▸ **The problem**: Filter for the word "that" and keep each matching line.

▸ **Listed entries**:

※ ※ ※

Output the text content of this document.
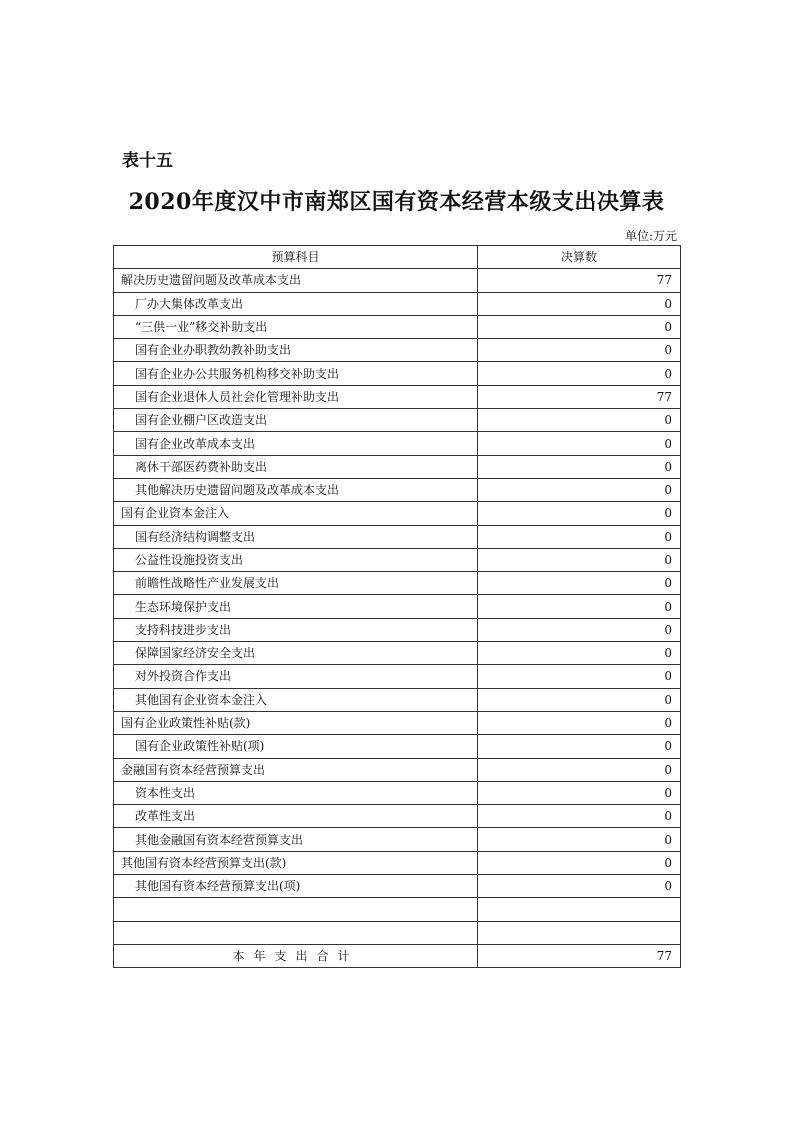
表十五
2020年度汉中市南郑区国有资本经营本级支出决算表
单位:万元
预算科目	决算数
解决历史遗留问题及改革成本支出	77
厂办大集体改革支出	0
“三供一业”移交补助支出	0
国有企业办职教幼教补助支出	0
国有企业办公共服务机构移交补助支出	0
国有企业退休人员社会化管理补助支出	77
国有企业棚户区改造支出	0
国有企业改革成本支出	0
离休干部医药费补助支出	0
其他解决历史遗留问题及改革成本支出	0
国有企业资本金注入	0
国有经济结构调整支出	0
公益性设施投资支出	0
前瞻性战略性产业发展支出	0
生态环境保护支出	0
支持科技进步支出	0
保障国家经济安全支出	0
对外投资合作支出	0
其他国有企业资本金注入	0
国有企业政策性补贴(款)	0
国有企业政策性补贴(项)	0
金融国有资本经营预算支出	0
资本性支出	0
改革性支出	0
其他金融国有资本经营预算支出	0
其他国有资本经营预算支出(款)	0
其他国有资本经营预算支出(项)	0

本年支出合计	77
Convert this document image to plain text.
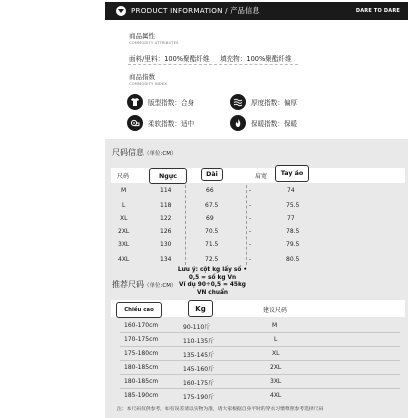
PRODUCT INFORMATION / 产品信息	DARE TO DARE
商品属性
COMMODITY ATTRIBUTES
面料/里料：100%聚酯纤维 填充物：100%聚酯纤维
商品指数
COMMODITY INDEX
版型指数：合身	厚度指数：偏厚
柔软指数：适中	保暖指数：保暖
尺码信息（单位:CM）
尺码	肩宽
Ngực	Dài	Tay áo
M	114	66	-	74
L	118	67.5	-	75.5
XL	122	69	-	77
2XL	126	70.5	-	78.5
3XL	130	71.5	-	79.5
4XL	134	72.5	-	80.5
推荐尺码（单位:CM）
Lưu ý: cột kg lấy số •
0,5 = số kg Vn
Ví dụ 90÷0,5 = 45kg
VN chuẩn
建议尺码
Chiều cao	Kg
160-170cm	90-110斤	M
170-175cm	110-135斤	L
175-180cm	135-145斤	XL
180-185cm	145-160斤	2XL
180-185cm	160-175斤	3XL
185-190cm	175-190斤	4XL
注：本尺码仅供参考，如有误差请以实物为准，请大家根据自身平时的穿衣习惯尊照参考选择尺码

※ ※ ※

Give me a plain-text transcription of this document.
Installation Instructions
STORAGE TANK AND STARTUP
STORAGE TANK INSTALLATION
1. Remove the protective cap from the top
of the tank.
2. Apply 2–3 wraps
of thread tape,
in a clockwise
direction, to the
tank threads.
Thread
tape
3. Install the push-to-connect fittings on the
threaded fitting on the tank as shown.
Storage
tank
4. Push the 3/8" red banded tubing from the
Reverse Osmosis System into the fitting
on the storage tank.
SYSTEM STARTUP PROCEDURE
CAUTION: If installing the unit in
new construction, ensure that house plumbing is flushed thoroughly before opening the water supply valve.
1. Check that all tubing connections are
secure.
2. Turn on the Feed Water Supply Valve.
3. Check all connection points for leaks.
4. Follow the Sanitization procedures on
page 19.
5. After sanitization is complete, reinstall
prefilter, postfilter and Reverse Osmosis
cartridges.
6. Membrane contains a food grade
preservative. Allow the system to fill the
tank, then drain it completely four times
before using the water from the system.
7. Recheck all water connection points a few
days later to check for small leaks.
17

※ ※ ※

▸ **Answer to the task**:
new construction, ensure that house plumbing is flushed thoroughly before opening the water supply valve.
1. Check that all tubing connections are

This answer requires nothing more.